Repeat each entry as written, dropping any picture you find.

(Lines of data)
####################

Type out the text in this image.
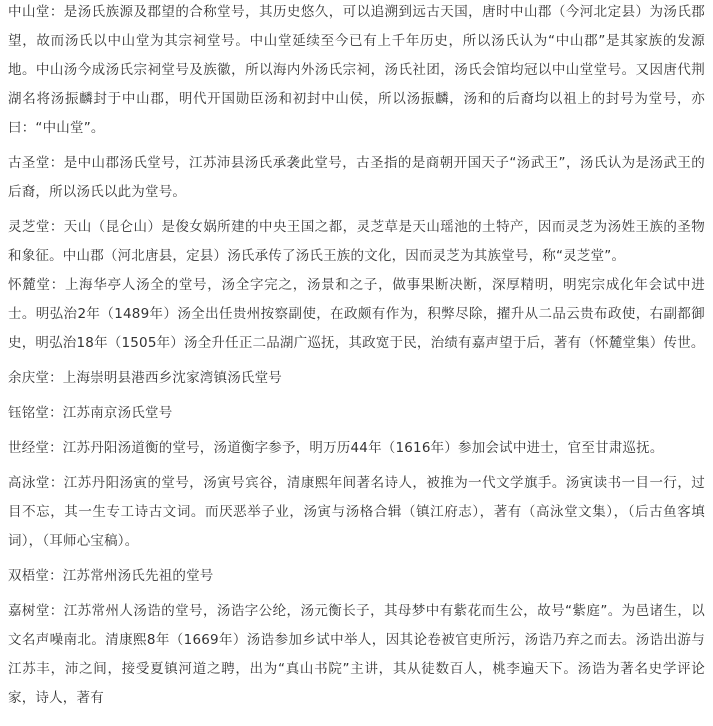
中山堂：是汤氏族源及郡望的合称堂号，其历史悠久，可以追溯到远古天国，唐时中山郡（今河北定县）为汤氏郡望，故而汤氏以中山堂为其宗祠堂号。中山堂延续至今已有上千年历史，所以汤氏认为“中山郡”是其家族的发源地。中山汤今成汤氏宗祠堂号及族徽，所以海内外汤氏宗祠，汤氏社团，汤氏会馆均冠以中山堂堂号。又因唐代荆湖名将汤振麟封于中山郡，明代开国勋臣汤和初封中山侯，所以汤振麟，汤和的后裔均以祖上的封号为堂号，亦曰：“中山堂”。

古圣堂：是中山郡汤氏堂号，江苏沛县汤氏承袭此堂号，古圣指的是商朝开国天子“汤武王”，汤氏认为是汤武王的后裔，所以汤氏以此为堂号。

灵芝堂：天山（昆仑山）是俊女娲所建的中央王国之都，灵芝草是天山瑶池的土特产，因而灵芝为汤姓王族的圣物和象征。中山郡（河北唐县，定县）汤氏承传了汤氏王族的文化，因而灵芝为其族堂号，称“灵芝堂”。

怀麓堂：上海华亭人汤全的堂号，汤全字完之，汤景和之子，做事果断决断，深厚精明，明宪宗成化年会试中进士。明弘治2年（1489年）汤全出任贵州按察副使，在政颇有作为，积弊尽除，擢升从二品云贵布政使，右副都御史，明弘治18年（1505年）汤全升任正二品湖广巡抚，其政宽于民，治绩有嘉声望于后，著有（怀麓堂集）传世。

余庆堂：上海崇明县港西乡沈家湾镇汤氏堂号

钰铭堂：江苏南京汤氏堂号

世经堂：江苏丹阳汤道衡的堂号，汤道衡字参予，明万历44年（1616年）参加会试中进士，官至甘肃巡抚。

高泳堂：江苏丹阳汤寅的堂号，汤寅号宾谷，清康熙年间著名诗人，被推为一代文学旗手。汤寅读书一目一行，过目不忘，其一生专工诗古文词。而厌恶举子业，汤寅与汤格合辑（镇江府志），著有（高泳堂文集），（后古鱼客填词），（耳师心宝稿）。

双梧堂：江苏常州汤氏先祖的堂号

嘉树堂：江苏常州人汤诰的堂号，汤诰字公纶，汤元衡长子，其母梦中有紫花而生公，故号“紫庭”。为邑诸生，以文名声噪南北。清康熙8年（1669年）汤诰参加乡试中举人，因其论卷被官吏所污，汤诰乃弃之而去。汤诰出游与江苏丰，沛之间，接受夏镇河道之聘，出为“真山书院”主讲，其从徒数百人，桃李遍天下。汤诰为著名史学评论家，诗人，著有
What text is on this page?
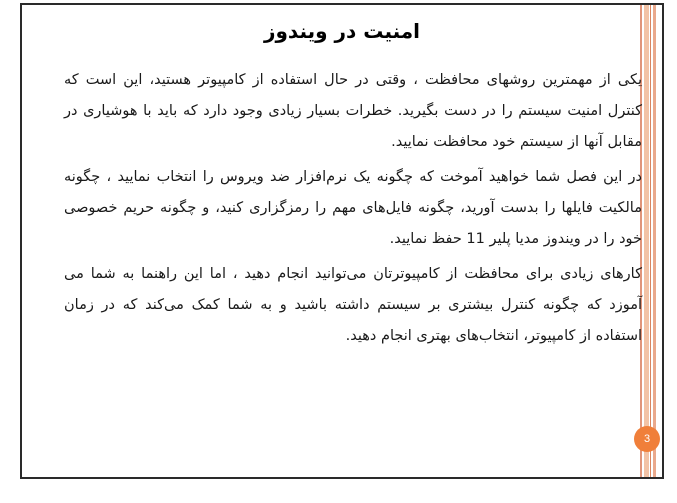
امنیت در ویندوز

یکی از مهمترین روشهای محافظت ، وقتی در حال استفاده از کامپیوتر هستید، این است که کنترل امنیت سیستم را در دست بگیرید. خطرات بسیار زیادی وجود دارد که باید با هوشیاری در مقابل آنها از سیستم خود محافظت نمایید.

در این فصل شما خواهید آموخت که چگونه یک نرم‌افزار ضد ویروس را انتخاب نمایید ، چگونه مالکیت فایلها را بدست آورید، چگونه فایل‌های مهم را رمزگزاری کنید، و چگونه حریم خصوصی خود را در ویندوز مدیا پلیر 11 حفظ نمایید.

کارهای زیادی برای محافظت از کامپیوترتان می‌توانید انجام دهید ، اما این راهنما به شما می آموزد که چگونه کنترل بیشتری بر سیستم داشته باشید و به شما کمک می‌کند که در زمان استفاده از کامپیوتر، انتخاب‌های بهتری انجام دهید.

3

####################

Result below:
Type out the text in this image.
中山堂：是汤氏族源及郡望的合称堂号，其历史悠久，可以追溯到远古天国，唐时中山郡（今河北定县）为汤氏郡望，故而汤氏以中山堂为其宗祠堂号。中山堂延续至今已有上千年历史，所以汤氏认为“中山郡”是其家族的发源地。中山汤今成汤氏宗祠堂号及族徽，所以海内外汤氏宗祠，汤氏社团，汤氏会馆均冠以中山堂堂号。又因唐代荆湖名将汤振麟封于中山郡，明代开国勋臣汤和初封中山侯，所以汤振麟，汤和的后裔均以祖上的封号为堂号，亦曰：“中山堂”。

古圣堂：是中山郡汤氏堂号，江苏沛县汤氏承袭此堂号，古圣指的是商朝开国天子“汤武王”，汤氏认为是汤武王的后裔，所以汤氏以此为堂号。

灵芝堂：天山（昆仑山）是俊女娲所建的中央王国之都，灵芝草是天山瑶池的土特产，因而灵芝为汤姓王族的圣物和象征。中山郡（河北唐县，定县）汤氏承传了汤氏王族的文化，因而灵芝为其族堂号，称“灵芝堂”。

怀麓堂：上海华亭人汤全的堂号，汤全字完之，汤景和之子，做事果断决断，深厚精明，明宪宗成化年会试中进士。明弘治2年（1489年）汤全出任贵州按察副使，在政颇有作为，积弊尽除，擢升从二品云贵布政使，右副都御史，明弘治18年（1505年）汤全升任正二品湖广巡抚，其政宽于民，治绩有嘉声望于后，著有（怀麓堂集）传世。

余庆堂：上海崇明县港西乡沈家湾镇汤氏堂号

钰铭堂：江苏南京汤氏堂号

世经堂：江苏丹阳汤道衡的堂号，汤道衡字参予，明万历44年（1616年）参加会试中进士，官至甘肃巡抚。

高泳堂：江苏丹阳汤寅的堂号，汤寅号宾谷，清康熙年间著名诗人，被推为一代文学旗手。汤寅读书一目一行，过目不忘，其一生专工诗古文词。而厌恶举子业，汤寅与汤格合辑（镇江府志），著有（高泳堂文集），（后古鱼客填词），（耳师心宝稿）。

双梧堂：江苏常州汤氏先祖的堂号

嘉树堂：江苏常州人汤诰的堂号，汤诰字公纶，汤元衡长子，其母梦中有紫花而生公，故号“紫庭”。为邑诸生，以文名声噪南北。清康熙8年（1669年）汤诰参加乡试中举人，因其论卷被官吏所污，汤诰乃弃之而去。汤诰出游与江苏丰，沛之间，接受夏镇河道之聘，出为“真山书院”主讲，其从徒数百人，桃李遍天下。汤诰为著名史学评论家，诗人，著有
What text is on this page?
امنیت در ویندوز

یکی از مهمترین روشهای محافظت ، وقتی در حال استفاده از کامپیوتر هستید، این است که کنترل امنیت سیستم را در دست بگیرید. خطرات بسیار زیادی وجود دارد که باید با هوشیاری در مقابل آنها از سیستم خود محافظت نمایید.

در این فصل شما خواهید آموخت که چگونه یک نرم‌افزار ضد ویروس را انتخاب نمایید ، چگونه مالکیت فایلها را بدست آورید، چگونه فایل‌های مهم را رمزگزاری کنید، و چگونه حریم خصوصی خود را در ویندوز مدیا پلیر 11 حفظ نمایید.

کارهای زیادی برای محافظت از کامپیوترتان می‌توانید انجام دهید ، اما این راهنما به شما می آموزد که چگونه کنترل بیشتری بر سیستم داشته باشید و به شما کمک می‌کند که در زمان استفاده از کامپیوتر، انتخاب‌های بهتری انجام دهید.

3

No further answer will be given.